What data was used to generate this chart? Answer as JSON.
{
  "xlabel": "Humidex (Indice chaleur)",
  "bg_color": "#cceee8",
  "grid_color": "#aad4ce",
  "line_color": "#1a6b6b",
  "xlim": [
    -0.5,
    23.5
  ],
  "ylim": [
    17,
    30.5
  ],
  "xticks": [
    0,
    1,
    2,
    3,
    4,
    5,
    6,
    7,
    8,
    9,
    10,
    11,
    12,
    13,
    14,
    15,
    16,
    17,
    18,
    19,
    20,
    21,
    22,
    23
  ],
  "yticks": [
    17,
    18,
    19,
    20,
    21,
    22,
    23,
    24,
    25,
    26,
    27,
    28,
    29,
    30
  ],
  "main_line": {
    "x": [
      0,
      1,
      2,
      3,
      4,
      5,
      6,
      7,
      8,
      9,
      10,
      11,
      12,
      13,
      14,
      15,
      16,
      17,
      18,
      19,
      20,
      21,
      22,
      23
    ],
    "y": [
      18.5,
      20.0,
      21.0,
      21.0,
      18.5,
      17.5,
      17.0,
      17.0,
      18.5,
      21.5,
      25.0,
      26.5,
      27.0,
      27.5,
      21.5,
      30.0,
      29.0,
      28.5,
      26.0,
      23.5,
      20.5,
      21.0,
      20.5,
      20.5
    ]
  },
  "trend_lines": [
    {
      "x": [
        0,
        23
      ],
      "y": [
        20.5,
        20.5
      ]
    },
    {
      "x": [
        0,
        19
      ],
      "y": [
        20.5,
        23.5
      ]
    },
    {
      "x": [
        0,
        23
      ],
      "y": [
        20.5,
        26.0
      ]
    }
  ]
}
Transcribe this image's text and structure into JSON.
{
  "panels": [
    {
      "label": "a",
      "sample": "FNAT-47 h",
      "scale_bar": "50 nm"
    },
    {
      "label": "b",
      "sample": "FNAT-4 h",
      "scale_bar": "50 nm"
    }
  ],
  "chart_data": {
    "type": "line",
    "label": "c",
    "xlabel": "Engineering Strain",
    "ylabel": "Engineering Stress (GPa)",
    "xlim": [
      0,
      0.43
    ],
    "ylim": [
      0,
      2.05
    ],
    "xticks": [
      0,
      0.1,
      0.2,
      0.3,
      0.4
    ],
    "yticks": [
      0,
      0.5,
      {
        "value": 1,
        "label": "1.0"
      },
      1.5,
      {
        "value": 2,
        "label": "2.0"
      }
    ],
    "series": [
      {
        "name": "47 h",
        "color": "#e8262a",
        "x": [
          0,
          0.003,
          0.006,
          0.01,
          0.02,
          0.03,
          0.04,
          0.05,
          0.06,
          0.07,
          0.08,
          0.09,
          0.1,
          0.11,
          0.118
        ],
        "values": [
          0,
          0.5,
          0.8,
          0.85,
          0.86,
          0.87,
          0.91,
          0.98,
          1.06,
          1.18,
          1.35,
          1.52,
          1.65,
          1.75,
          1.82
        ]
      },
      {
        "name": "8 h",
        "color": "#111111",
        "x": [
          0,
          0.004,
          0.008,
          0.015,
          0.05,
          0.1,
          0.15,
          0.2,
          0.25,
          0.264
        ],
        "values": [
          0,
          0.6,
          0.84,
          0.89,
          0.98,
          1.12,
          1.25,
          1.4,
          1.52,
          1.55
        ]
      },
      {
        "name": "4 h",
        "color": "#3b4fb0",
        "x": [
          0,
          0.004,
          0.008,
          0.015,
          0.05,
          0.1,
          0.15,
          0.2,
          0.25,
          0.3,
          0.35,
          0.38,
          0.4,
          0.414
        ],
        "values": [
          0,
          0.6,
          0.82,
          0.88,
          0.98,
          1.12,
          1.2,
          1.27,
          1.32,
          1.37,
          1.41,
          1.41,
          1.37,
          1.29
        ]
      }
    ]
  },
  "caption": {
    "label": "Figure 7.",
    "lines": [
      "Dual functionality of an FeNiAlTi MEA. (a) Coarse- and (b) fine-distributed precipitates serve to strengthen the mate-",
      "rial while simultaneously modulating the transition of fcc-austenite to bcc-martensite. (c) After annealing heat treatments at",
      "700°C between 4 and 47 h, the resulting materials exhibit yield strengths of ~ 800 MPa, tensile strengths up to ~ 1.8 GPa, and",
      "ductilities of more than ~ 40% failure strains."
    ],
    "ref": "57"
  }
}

* WHAT THE TASK ASKS *
From the listing above, extract every line exactly as it stands.

* SOLUTION TO THIS PROBLEM *
What data was used to generate this chart? Answer as JSON.
{
  "xlabel": "Humidex (Indice chaleur)",
  "bg_color": "#cceee8",
  "grid_color": "#aad4ce",
  "line_color": "#1a6b6b",
  "xlim": [
    -0.5,
    23.5
  ],
  "ylim": [
    17,
    30.5
  ],
  "xticks": [
    0,
    1,
    2,
    3,
    4,
    5,
    6,
    7,
    8,
    9,
    10,
    11,
    12,
    13,
    14,
    15,
    16,
    17,
    18,
    19,
    20,
    21,
    22,
    23
  ],
  "yticks": [
    17,
    18,
    19,
    20,
    21,
    22,
    23,
    24,
    25,
    26,
    27,
    28,
    29,
    30
  ],
  "main_line": {
    "x": [
      0,
      1,
      2,
      3,
      4,
      5,
      6,
      7,
      8,
      9,
      10,
      11,
      12,
      13,
      14,
      15,
      16,
      17,
      18,
      19,
      20,
      21,
      22,
      23
    ],
    "y": [
      18.5,
      20.0,
      21.0,
      21.0,
      18.5,
      17.5,
      17.0,
      17.0,
      18.5,
      21.5,
      25.0,
      26.5,
      27.0,
      27.5,
      21.5,
      30.0,
      29.0,
      28.5,
      26.0,
      23.5,
      20.5,
      21.0,
      20.5,
      20.5
    ]
  },
  "trend_lines": [
    {
      "x": [
        0,
        23
      ],
      "y": [
        20.5,
        20.5
      ]
    },
    {
      "x": [
        0,
        19
      ],
      "y": [
        20.5,
        23.5
      ]
    },
    {
      "x": [
        0,
        23
      ],
      "y": [
        20.5,
        26.0
      ]
    }
  ]
}
Transcribe this image's text and structure into JSON.
{
  "panels": [
    {
      "label": "a",
      "sample": "FNAT-47 h",
      "scale_bar": "50 nm"
    },
    {
      "label": "b",
      "sample": "FNAT-4 h",
      "scale_bar": "50 nm"
    }
  ],
  "chart_data": {
    "type": "line",
    "label": "c",
    "xlabel": "Engineering Strain",
    "ylabel": "Engineering Stress (GPa)",
    "xlim": [
      0,
      0.43
    ],
    "ylim": [
      0,
      2.05
    ],
    "xticks": [
      0,
      0.1,
      0.2,
      0.3,
      0.4
    ],
    "yticks": [
      0,
      0.5,
      {
        "value": 1,
        "label": "1.0"
      },
      1.5,
      {
        "value": 2,
        "label": "2.0"
      }
    ],
    "series": [
      {
        "name": "47 h",
        "color": "#e8262a",
        "x": [
          0,
          0.003,
          0.006,
          0.01,
          0.02,
          0.03,
          0.04,
          0.05,
          0.06,
          0.07,
          0.08,
          0.09,
          0.1,
          0.11,
          0.118
        ],
        "values": [
          0,
          0.5,
          0.8,
          0.85,
          0.86,
          0.87,
          0.91,
          0.98,
          1.06,
          1.18,
          1.35,
          1.52,
          1.65,
          1.75,
          1.82
        ]
      },
      {
        "name": "8 h",
        "color": "#111111",
        "x": [
          0,
          0.004,
          0.008,
          0.015,
          0.05,
          0.1,
          0.15,
          0.2,
          0.25,
          0.264
        ],
        "values": [
          0,
          0.6,
          0.84,
          0.89,
          0.98,
          1.12,
          1.25,
          1.4,
          1.52,
          1.55
        ]
      },
      {
        "name": "4 h",
        "color": "#3b4fb0",
        "x": [
          0,
          0.004,
          0.008,
          0.015,
          0.05,
          0.1,
          0.15,
          0.2,
          0.25,
          0.3,
          0.35,
          0.38,
          0.4,
          0.414
        ],
        "values": [
          0,
          0.6,
          0.82,
          0.88,
          0.98,
          1.12,
          1.2,
          1.27,
          1.32,
          1.37,
          1.41,
          1.41,
          1.37,
          1.29
        ]
      }
    ]
  },
  "caption": {
    "label": "Figure 7.",
    "lines": [
      "Dual functionality of an FeNiAlTi MEA. (a) Coarse- and (b) fine-distributed precipitates serve to strengthen the mate-",
      "rial while simultaneously modulating the transition of fcc-austenite to bcc-martensite. (c) After annealing heat treatments at",
      "700°C between 4 and 47 h, the resulting materials exhibit yield strengths of ~ 800 MPa, tensile strengths up to ~ 1.8 GPa, and",
      "ductilities of more than ~ 40% failure strains."
    ],
    "ref": "57"
  }
}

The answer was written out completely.